* _Written instruction_
Give the number of lines below that contain "error", with no other output.

>> Begin Data entries

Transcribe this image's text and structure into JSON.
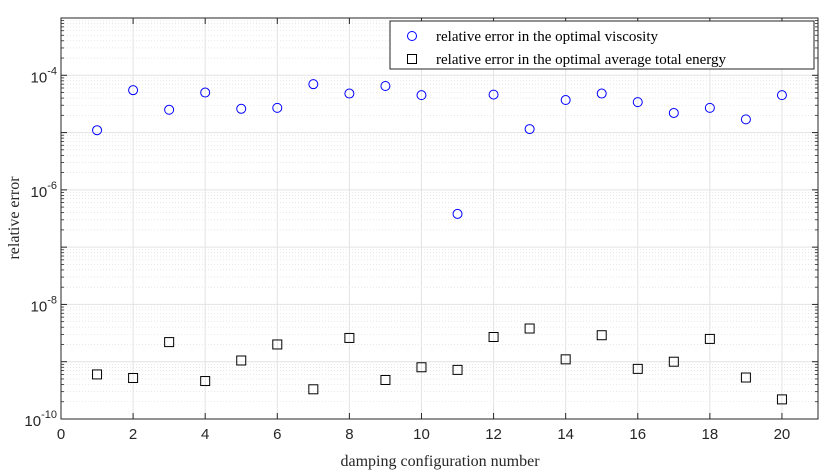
{
  "chart_data": {
    "type": "scatter",
    "xlabel": "damping configuration number",
    "ylabel": "relative error",
    "xlim": [
      0,
      21
    ],
    "ylim": [
      1e-10,
      0.001
    ],
    "yscale": "log",
    "grid": true,
    "minor_grid": true,
    "legend_position": "top-right",
    "x_ticks": [
      0,
      2,
      4,
      6,
      8,
      10,
      12,
      14,
      16,
      18,
      20
    ],
    "x_tick_labels": [
      "0",
      "2",
      "4",
      "6",
      "8",
      "10",
      "12",
      "14",
      "16",
      "18",
      "20"
    ],
    "y_ticks": [
      {
        "value": 1e-10,
        "base": "10",
        "exp": "-10"
      },
      {
        "value": 1e-08,
        "base": "10",
        "exp": "-8"
      },
      {
        "value": 1e-06,
        "base": "10",
        "exp": "-6"
      },
      {
        "value": 0.0001,
        "base": "10",
        "exp": "-4"
      }
    ],
    "x": [
      1,
      2,
      3,
      4,
      5,
      6,
      7,
      8,
      9,
      10,
      11,
      12,
      13,
      14,
      15,
      16,
      17,
      18,
      19,
      20
    ],
    "series": [
      {
        "name": "relative error in the optimal viscosity",
        "marker": "circle",
        "color": "#0000ff",
        "values": [
          1.1e-05,
          5.5e-05,
          2.5e-05,
          5e-05,
          2.6e-05,
          2.7e-05,
          7e-05,
          4.8e-05,
          6.5e-05,
          4.5e-05,
          3.8e-07,
          4.6e-05,
          1.15e-05,
          3.7e-05,
          4.8e-05,
          3.4e-05,
          2.2e-05,
          2.7e-05,
          1.7e-05,
          4.5e-05
        ]
      },
      {
        "name": "relative error in the optimal average total energy",
        "marker": "square",
        "color": "#000000",
        "values": [
          6e-10,
          5.2e-10,
          2.2e-09,
          4.6e-10,
          1.05e-09,
          2e-09,
          3.3e-10,
          2.6e-09,
          4.8e-10,
          8e-10,
          7.2e-10,
          2.7e-09,
          3.8e-09,
          1.1e-09,
          2.9e-09,
          7.5e-10,
          1e-09,
          2.5e-09,
          5.3e-10,
          2.2e-10
        ]
      }
    ]
  }
}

>> End Data entries

* _Solution for this exercise_
3